◆ **Task brief**:
Copy each line exactly. Drop every picture.

◆ **Extracted data entries**:

---+---

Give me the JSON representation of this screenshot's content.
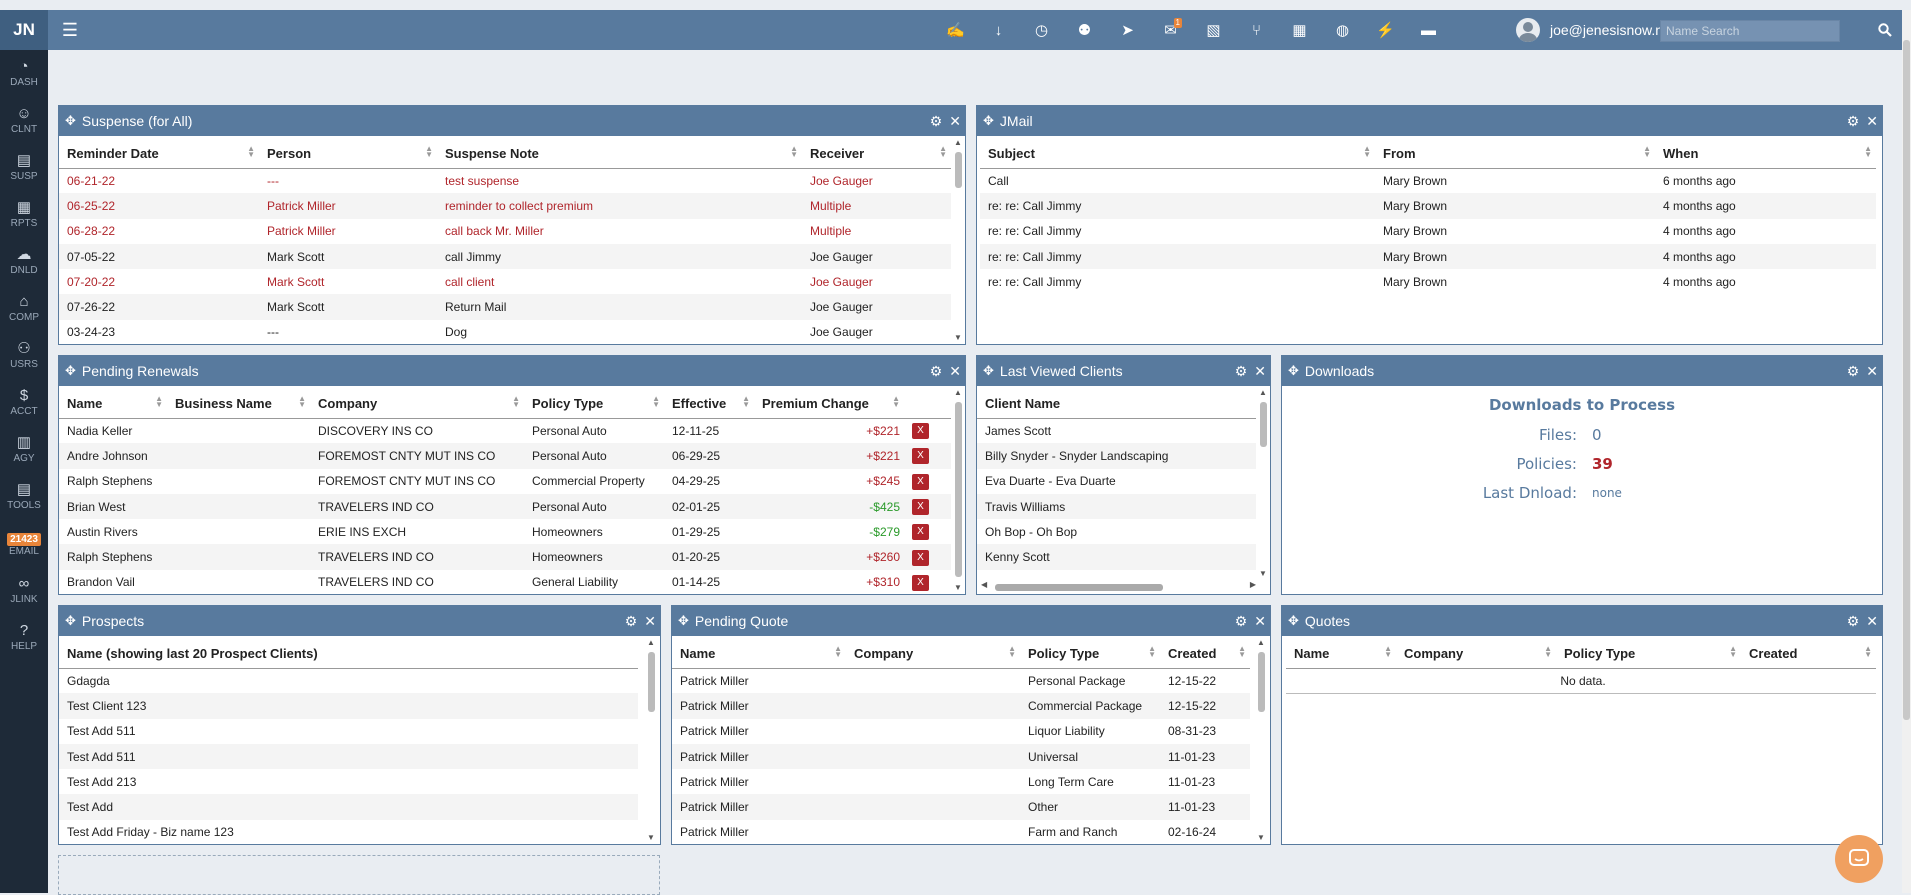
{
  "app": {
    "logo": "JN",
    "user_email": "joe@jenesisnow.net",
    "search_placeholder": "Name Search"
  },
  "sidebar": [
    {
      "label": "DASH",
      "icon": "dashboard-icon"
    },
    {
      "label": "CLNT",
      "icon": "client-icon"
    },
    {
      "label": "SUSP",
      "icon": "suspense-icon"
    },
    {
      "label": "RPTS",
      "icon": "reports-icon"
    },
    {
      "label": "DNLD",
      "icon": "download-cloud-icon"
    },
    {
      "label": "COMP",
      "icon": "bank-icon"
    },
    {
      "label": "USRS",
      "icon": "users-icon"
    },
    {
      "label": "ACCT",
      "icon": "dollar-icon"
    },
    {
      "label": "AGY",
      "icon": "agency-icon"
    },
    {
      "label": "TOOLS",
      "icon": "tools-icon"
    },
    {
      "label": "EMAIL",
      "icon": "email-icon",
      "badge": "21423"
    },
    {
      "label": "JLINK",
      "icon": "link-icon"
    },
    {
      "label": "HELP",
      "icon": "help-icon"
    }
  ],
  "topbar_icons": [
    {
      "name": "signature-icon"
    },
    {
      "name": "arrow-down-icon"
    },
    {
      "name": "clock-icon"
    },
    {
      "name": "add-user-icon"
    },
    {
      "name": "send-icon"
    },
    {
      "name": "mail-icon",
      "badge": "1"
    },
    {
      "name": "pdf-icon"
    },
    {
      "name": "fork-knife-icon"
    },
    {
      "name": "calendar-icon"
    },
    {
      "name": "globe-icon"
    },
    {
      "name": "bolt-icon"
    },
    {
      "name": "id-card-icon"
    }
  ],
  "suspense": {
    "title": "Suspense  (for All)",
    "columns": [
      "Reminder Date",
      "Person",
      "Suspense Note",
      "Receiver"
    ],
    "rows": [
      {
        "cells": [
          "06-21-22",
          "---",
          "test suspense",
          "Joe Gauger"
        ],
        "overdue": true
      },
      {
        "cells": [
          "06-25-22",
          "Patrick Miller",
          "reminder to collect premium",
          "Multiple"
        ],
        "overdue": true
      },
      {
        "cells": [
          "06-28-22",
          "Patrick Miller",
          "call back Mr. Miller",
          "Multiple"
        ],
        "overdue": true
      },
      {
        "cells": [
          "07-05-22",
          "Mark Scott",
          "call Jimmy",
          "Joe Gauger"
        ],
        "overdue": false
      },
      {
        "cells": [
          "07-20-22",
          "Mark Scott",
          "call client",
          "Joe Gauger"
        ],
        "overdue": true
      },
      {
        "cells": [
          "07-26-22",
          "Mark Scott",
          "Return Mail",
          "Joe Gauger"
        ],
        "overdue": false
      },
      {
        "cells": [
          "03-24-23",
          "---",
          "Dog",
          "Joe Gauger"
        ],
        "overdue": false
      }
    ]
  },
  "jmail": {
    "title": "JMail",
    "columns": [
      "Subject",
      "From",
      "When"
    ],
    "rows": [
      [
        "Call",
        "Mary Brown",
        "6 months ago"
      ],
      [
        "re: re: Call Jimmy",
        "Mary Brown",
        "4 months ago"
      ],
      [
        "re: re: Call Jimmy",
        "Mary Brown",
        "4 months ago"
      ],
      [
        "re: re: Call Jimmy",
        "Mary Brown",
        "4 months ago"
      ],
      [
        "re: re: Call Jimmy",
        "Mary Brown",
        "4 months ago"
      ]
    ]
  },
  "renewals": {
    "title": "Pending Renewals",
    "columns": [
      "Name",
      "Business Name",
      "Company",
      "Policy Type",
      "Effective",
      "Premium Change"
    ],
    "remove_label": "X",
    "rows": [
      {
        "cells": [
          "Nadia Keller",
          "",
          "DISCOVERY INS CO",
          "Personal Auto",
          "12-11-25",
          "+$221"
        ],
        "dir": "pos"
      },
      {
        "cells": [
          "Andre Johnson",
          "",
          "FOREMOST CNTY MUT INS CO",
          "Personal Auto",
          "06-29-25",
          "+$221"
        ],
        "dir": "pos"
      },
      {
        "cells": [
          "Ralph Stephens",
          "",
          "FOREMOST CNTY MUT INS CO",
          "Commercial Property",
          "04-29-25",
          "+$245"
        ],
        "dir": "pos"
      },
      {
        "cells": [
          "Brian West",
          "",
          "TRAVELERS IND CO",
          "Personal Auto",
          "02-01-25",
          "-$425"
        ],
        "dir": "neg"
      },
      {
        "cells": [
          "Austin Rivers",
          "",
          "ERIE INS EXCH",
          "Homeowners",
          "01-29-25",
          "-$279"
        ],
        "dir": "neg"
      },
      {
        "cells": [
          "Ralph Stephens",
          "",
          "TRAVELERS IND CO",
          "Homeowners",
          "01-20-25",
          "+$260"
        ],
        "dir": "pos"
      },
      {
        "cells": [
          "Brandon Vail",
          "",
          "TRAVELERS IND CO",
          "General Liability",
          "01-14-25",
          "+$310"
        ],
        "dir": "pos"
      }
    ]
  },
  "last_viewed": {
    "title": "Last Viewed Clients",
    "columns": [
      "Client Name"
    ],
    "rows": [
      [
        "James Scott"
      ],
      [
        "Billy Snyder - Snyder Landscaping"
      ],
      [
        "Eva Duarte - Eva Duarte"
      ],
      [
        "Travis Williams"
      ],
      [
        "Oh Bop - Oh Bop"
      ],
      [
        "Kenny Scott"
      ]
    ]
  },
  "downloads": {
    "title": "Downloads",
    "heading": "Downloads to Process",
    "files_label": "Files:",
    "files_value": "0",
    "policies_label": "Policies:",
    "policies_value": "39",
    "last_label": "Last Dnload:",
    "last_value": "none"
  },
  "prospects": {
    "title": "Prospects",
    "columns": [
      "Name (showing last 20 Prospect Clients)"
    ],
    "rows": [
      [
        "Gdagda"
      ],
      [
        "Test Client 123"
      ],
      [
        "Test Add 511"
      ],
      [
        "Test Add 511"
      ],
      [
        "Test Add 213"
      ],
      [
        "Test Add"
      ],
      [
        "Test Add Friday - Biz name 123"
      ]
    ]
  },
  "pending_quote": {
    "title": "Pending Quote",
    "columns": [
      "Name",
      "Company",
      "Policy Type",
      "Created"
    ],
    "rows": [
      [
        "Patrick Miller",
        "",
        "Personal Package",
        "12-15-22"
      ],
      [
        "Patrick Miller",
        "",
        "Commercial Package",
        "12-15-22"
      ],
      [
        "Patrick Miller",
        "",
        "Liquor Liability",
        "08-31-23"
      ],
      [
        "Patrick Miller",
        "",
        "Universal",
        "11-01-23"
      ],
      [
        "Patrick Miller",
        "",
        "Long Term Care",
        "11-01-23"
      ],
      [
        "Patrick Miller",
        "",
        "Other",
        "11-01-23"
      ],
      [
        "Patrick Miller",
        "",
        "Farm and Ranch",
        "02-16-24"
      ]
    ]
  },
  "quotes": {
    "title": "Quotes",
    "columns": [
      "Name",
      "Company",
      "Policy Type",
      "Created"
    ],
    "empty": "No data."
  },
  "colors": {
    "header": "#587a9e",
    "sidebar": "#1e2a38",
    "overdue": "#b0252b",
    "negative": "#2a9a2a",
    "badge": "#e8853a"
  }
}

---+---

◆ **Solution to this task**:
Give me the JSON representation of this screenshot's content.
{
  "app": {
    "logo": "JN",
    "user_email": "joe@jenesisnow.net",
    "search_placeholder": "Name Search"
  },
  "sidebar": [
    {
      "label": "DASH",
      "icon": "dashboard-icon"
    },
    {
      "label": "CLNT",
      "icon": "client-icon"
    },
    {
      "label": "SUSP",
      "icon": "suspense-icon"
    },
    {
      "label": "RPTS",
      "icon": "reports-icon"
    },
    {
      "label": "DNLD",
      "icon": "download-cloud-icon"
    },
    {
      "label": "COMP",
      "icon": "bank-icon"
    },
    {
      "label": "USRS",
      "icon": "users-icon"
    },
    {
      "label": "ACCT",
      "icon": "dollar-icon"
    },
    {
      "label": "AGY",
      "icon": "agency-icon"
    },
    {
      "label": "TOOLS",
      "icon": "tools-icon"
    },
    {
      "label": "EMAIL",
      "icon": "email-icon",
      "badge": "21423"
    },
    {
      "label": "JLINK",
      "icon": "link-icon"
    },
    {
      "label": "HELP",
      "icon": "help-icon"
    }
  ],
  "topbar_icons": [
    {
      "name": "signature-icon"
    },
    {
      "name": "arrow-down-icon"
    },
    {
      "name": "clock-icon"
    },
    {
      "name": "add-user-icon"
    },
    {
      "name": "send-icon"
    },
    {
      "name": "mail-icon",
      "badge": "1"
    },
    {
      "name": "pdf-icon"
    },
    {
      "name": "fork-knife-icon"
    },
    {
      "name": "calendar-icon"
    },
    {
      "name": "globe-icon"
    },
    {
      "name": "bolt-icon"
    },
    {
      "name": "id-card-icon"
    }
  ],
  "suspense": {
    "title": "Suspense  (for All)",
    "columns": [
      "Reminder Date",
      "Person",
      "Suspense Note",
      "Receiver"
    ],
    "rows": [
      {
        "cells": [
          "06-21-22",
          "---",
          "test suspense",
          "Joe Gauger"
        ],
        "overdue": true
      },
      {
        "cells": [
          "06-25-22",
          "Patrick Miller",
          "reminder to collect premium",
          "Multiple"
        ],
        "overdue": true
      },
      {
        "cells": [
          "06-28-22",
          "Patrick Miller",
          "call back Mr. Miller",
          "Multiple"
        ],
        "overdue": true
      },
      {
        "cells": [
          "07-05-22",
          "Mark Scott",
          "call Jimmy",
          "Joe Gauger"
        ],
        "overdue": false
      },
      {
        "cells": [
          "07-20-22",
          "Mark Scott",
          "call client",
          "Joe Gauger"
        ],
        "overdue": true
      },
      {
        "cells": [
          "07-26-22",
          "Mark Scott",
          "Return Mail",
          "Joe Gauger"
        ],
        "overdue": false
      },
      {
        "cells": [
          "03-24-23",
          "---",
          "Dog",
          "Joe Gauger"
        ],
        "overdue": false
      }
    ]
  },
  "jmail": {
    "title": "JMail",
    "columns": [
      "Subject",
      "From",
      "When"
    ],
    "rows": [
      [
        "Call",
        "Mary Brown",
        "6 months ago"
      ],
      [
        "re: re: Call Jimmy",
        "Mary Brown",
        "4 months ago"
      ],
      [
        "re: re: Call Jimmy",
        "Mary Brown",
        "4 months ago"
      ],
      [
        "re: re: Call Jimmy",
        "Mary Brown",
        "4 months ago"
      ],
      [
        "re: re: Call Jimmy",
        "Mary Brown",
        "4 months ago"
      ]
    ]
  },
  "renewals": {
    "title": "Pending Renewals",
    "columns": [
      "Name",
      "Business Name",
      "Company",
      "Policy Type",
      "Effective",
      "Premium Change"
    ],
    "remove_label": "X",
    "rows": [
      {
        "cells": [
          "Nadia Keller",
          "",
          "DISCOVERY INS CO",
          "Personal Auto",
          "12-11-25",
          "+$221"
        ],
        "dir": "pos"
      },
      {
        "cells": [
          "Andre Johnson",
          "",
          "FOREMOST CNTY MUT INS CO",
          "Personal Auto",
          "06-29-25",
          "+$221"
        ],
        "dir": "pos"
      },
      {
        "cells": [
          "Ralph Stephens",
          "",
          "FOREMOST CNTY MUT INS CO",
          "Commercial Property",
          "04-29-25",
          "+$245"
        ],
        "dir": "pos"
      },
      {
        "cells": [
          "Brian West",
          "",
          "TRAVELERS IND CO",
          "Personal Auto",
          "02-01-25",
          "-$425"
        ],
        "dir": "neg"
      },
      {
        "cells": [
          "Austin Rivers",
          "",
          "ERIE INS EXCH",
          "Homeowners",
          "01-29-25",
          "-$279"
        ],
        "dir": "neg"
      },
      {
        "cells": [
          "Ralph Stephens",
          "",
          "TRAVELERS IND CO",
          "Homeowners",
          "01-20-25",
          "+$260"
        ],
        "dir": "pos"
      },
      {
        "cells": [
          "Brandon Vail",
          "",
          "TRAVELERS IND CO",
          "General Liability",
          "01-14-25",
          "+$310"
        ],
        "dir": "pos"
      }
    ]
  },
  "last_viewed": {
    "title": "Last Viewed Clients",
    "columns": [
      "Client Name"
    ],
    "rows": [
      [
        "James Scott"
      ],
      [
        "Billy Snyder - Snyder Landscaping"
      ],
      [
        "Eva Duarte - Eva Duarte"
      ],
      [
        "Travis Williams"
      ],
      [
        "Oh Bop - Oh Bop"
      ],
      [
        "Kenny Scott"
      ]
    ]
  },
  "downloads": {
    "title": "Downloads",
    "heading": "Downloads to Process",
    "files_label": "Files:",
    "files_value": "0",
    "policies_label": "Policies:",
    "policies_value": "39",
    "last_label": "Last Dnload:",
    "last_value": "none"
  },
  "prospects": {
    "title": "Prospects",
    "columns": [
      "Name (showing last 20 Prospect Clients)"
    ],
    "rows": [
      [
        "Gdagda"
      ],
      [
        "Test Client 123"
      ],
      [
        "Test Add 511"
      ],
      [
        "Test Add 511"
      ],
      [
        "Test Add 213"
      ],
      [
        "Test Add"
      ],
      [
        "Test Add Friday - Biz name 123"
      ]
    ]
  },
  "pending_quote": {
    "title": "Pending Quote",
    "columns": [
      "Name",
      "Company",
      "Policy Type",
      "Created"
    ],
    "rows": [
      [
        "Patrick Miller",
        "",
        "Personal Package",
        "12-15-22"
      ],
      [
        "Patrick Miller",
        "",
        "Commercial Package",
        "12-15-22"
      ],
      [
        "Patrick Miller",
        "",
        "Liquor Liability",
        "08-31-23"
      ],
      [
        "Patrick Miller",
        "",
        "Universal",
        "11-01-23"
      ],
      [
        "Patrick Miller",
        "",
        "Long Term Care",
        "11-01-23"
      ],
      [
        "Patrick Miller",
        "",
        "Other",
        "11-01-23"
      ],
      [
        "Patrick Miller",
        "",
        "Farm and Ranch",
        "02-16-24"
      ]
    ]
  },
  "quotes": {
    "title": "Quotes",
    "columns": [
      "Name",
      "Company",
      "Policy Type",
      "Created"
    ],
    "empty": "No data."
  },
  "colors": {
    "header": "#587a9e",
    "sidebar": "#1e2a38",
    "overdue": "#b0252b",
    "negative": "#2a9a2a",
    "badge": "#e8853a"
  }
}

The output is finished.